__Requirement__. Transcribe the whole forum thread on the joint PDF under a change of variables word for word.

+++ Quoted passage

# Homework Help: Change of variable - joint p.d.f

1. Aug 11, 2010

### Gekko

1. The problem statement, all variables and given/known data

X and Y uniformly distributed on the disc:

1/pi, x^2+y^2 <=1

X=Rcos(theta), Y =Rsin(theta)

0<=R<=1, 0<=theta<=2pi

Find the joint PDF of R,theta

3. The attempt at a solution

g(R,theta)=f(x,y)*abs(jacobian)

The Jacobian is R

The joint PDF is then simply R/pi = 1/pi (since area is R^2 pi = 1 and R = 1)

Is it that simple?

Last edited: Aug 11, 2010
2. Aug 11, 2010

### lanedance

as X & Y are unifromly distrubted, the probability of ocurring in any area A is proportinal to A

in cartesian coordinates an area element is dx.dy so the joint pdf is
$$p_{X,Y}(x,y).dx.dy \propto dx.dy$$

in polar coordinates an area element is $r.dr.d\theta$ so the joint pdf is
$$p_{R, \Theta}(r,\theta).dr.d\theta \propto r.dr.d\theta$$

Last edited: Aug 11, 2010
3. Aug 11, 2010

### Gekko

Thanks. So in the polar space, the area is R.pi where R is 1. Since this should equal 1 then each point and hence the joint PDF is 1/pi
This makes sense because we are still looking at the same area just in polar coordinates.

++++++
+++ Data entries

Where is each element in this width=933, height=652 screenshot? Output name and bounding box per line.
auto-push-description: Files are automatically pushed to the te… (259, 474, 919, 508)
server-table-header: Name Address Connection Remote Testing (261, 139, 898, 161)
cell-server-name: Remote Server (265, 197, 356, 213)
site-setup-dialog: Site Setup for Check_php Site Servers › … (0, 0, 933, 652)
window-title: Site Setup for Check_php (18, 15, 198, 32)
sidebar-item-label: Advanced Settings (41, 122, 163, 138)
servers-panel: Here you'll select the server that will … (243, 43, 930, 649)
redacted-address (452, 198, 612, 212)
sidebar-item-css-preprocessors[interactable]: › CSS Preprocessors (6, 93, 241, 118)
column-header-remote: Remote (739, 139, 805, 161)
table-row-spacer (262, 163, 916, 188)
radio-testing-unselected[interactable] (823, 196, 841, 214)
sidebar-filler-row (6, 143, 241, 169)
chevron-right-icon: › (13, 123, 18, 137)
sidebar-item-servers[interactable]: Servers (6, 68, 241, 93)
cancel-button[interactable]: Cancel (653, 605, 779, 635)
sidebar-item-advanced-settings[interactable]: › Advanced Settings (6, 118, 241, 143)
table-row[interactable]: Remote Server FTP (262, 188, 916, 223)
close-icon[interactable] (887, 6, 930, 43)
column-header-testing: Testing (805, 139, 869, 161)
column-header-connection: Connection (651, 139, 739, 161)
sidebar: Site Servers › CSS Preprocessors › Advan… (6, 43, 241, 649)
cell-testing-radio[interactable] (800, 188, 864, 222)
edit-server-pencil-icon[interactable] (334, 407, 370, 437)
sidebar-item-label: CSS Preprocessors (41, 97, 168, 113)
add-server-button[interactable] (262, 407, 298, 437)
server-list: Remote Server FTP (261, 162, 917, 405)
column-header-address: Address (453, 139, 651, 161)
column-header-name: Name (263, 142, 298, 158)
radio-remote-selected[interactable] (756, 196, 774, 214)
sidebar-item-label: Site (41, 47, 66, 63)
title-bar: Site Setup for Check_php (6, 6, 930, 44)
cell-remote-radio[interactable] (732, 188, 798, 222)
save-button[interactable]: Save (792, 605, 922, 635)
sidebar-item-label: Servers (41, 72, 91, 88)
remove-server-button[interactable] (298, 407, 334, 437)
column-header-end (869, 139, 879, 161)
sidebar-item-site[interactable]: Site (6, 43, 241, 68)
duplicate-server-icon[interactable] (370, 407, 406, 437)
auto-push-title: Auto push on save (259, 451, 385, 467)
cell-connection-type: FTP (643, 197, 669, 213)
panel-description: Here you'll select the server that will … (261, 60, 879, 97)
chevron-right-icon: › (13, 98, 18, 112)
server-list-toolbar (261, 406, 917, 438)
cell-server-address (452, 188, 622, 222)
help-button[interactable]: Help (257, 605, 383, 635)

++++++

__Finished exercise__.
# Homework Help: Change of variable - joint p.d.f

1. Aug 11, 2010

### Gekko

1. The problem statement, all variables and given/known data

X and Y uniformly distributed on the disc:

1/pi, x^2+y^2 <=1

X=Rcos(theta), Y =Rsin(theta)

0<=R<=1, 0<=theta<=2pi

Find the joint PDF of R,theta

3. The attempt at a solution

g(R,theta)=f(x,y)*abs(jacobian)

The Jacobian is R

The joint PDF is then simply R/pi = 1/pi (since area is R^2 pi = 1 and R = 1)

Is it that simple?

Last edited: Aug 11, 2010
2. Aug 11, 2010

### lanedance

as X & Y are unifromly distrubted, the probability of ocurring in any area A is proportinal to A

in cartesian coordinates an area element is dx.dy so the joint pdf is
$$p_{X,Y}(x,y).dx.dy \propto dx.dy$$

in polar coordinates an area element is $r.dr.d\theta$ so the joint pdf is
$$p_{R, \Theta}(r,\theta).dr.d\theta \propto r.dr.d\theta$$

Last edited: Aug 11, 2010
3. Aug 11, 2010

### Gekko

Thanks. So in the polar space, the area is R.pi where R is 1. Since this should equal 1 then each point and hence the joint PDF is 1/pi
This makes sense because we are still looking at the same area just in polar coordinates.